> _SHORT TASK_
Go through the entries and count the lines with the string "frac" in them. Give only that number.

**** RECORDS SHOWN ****

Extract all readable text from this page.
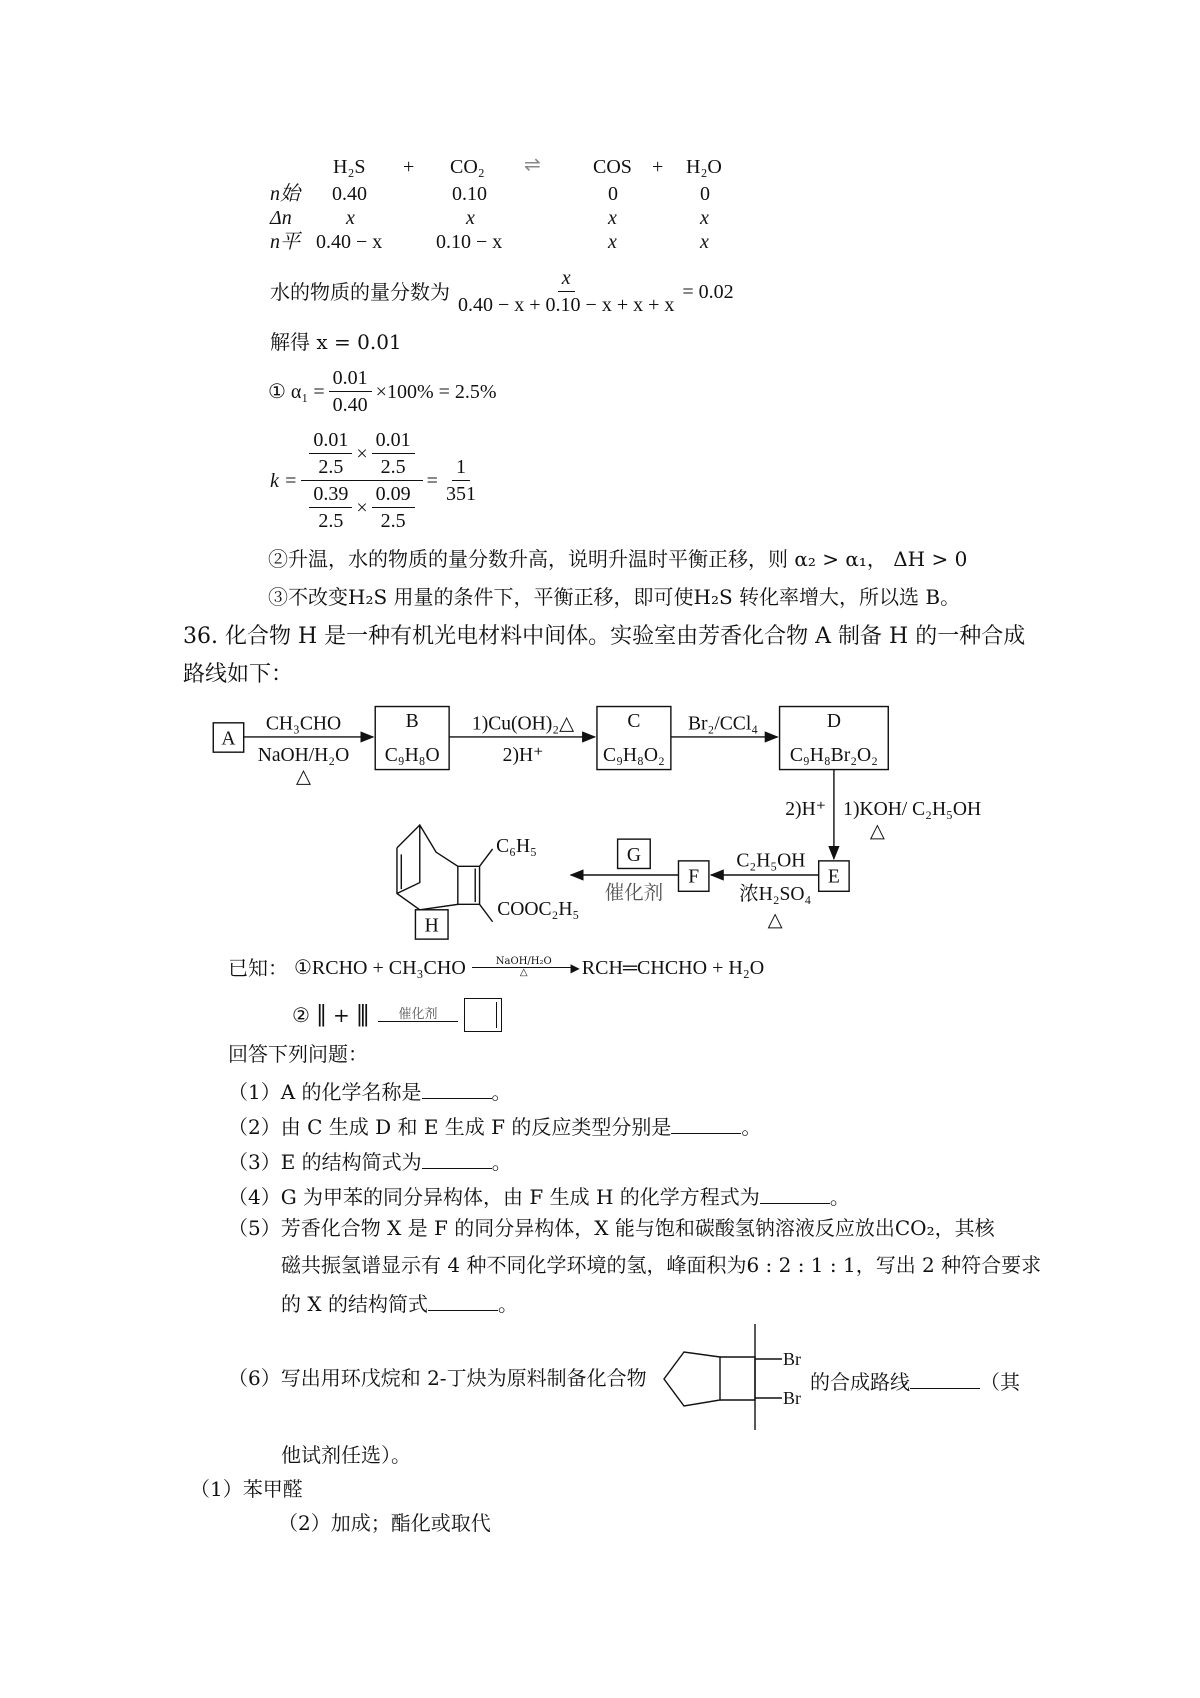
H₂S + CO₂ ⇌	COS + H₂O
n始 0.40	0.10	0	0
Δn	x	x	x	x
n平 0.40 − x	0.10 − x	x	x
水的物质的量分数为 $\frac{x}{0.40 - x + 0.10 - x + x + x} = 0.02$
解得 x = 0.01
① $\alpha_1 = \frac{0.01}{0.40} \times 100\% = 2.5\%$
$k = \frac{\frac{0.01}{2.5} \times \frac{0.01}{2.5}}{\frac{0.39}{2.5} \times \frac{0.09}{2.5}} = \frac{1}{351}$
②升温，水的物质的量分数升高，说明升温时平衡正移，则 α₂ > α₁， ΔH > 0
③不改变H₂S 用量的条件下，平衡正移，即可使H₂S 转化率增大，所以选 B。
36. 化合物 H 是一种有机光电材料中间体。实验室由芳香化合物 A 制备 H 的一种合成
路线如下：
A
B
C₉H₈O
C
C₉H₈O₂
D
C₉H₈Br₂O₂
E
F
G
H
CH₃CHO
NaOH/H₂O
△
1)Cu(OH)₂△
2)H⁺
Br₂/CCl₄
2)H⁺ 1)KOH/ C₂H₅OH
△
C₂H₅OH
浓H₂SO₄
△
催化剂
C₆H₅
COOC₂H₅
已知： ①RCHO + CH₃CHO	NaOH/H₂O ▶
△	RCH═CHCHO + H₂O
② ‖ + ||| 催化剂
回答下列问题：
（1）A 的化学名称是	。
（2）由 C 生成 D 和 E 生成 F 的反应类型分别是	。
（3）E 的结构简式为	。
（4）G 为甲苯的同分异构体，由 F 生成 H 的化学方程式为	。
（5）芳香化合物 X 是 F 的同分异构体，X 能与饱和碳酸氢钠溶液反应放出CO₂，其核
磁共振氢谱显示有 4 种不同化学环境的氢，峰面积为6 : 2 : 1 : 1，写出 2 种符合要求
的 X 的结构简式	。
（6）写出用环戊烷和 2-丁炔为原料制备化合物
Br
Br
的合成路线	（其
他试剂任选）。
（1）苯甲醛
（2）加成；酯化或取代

****

> _EXERCISE RESULT_
3